### About this exercise
Without including any pictures, copy every line below exactly.
<<<<
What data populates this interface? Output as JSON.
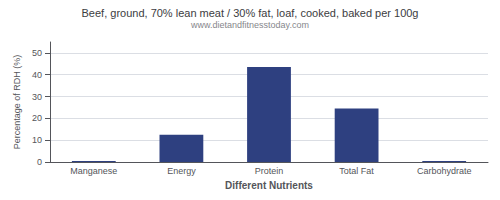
{
  "chart_data": {
    "type": "bar",
    "title": "Beef, ground, 70% lean meat / 30% fat, loaf, cooked, baked per 100g",
    "subtitle": "www.dietandfitnesstoday.com",
    "categories": [
      "Manganese",
      "Energy",
      "Protein",
      "Total Fat",
      "Carbohydrate"
    ],
    "values": [
      0.5,
      12.5,
      43.5,
      24.5,
      0.5
    ],
    "color": "#2e4080",
    "xlabel": "Different Nutrients",
    "ylabel": "Percentage of RDH (%)",
    "ylim": [
      0,
      55
    ],
    "yticks": [
      0,
      10,
      20,
      30,
      40,
      50
    ],
    "grid": true
  }
}
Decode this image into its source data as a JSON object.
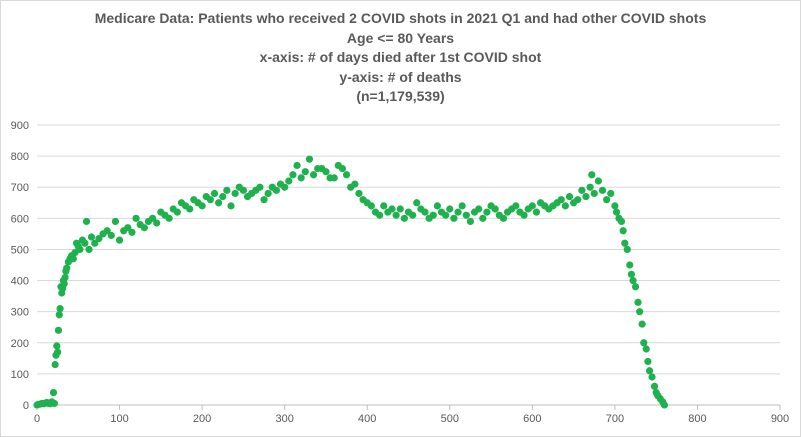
>>>>
### Worked solution
What data populates this interface? Output as JSON.
{
  "chart_data": {
    "type": "bar",
    "title": "Beef, ground, 70% lean meat / 30% fat, loaf, cooked, baked per 100g",
    "subtitle": "www.dietandfitnesstoday.com",
    "categories": [
      "Manganese",
      "Energy",
      "Protein",
      "Total Fat",
      "Carbohydrate"
    ],
    "values": [
      0.5,
      12.5,
      43.5,
      24.5,
      0.5
    ],
    "color": "#2e4080",
    "xlabel": "Different Nutrients",
    "ylabel": "Percentage of RDH (%)",
    "ylim": [
      0,
      55
    ],
    "yticks": [
      0,
      10,
      20,
      30,
      40,
      50
    ],
    "grid": true
  }
}
Decode this image into its source data as a JSON object.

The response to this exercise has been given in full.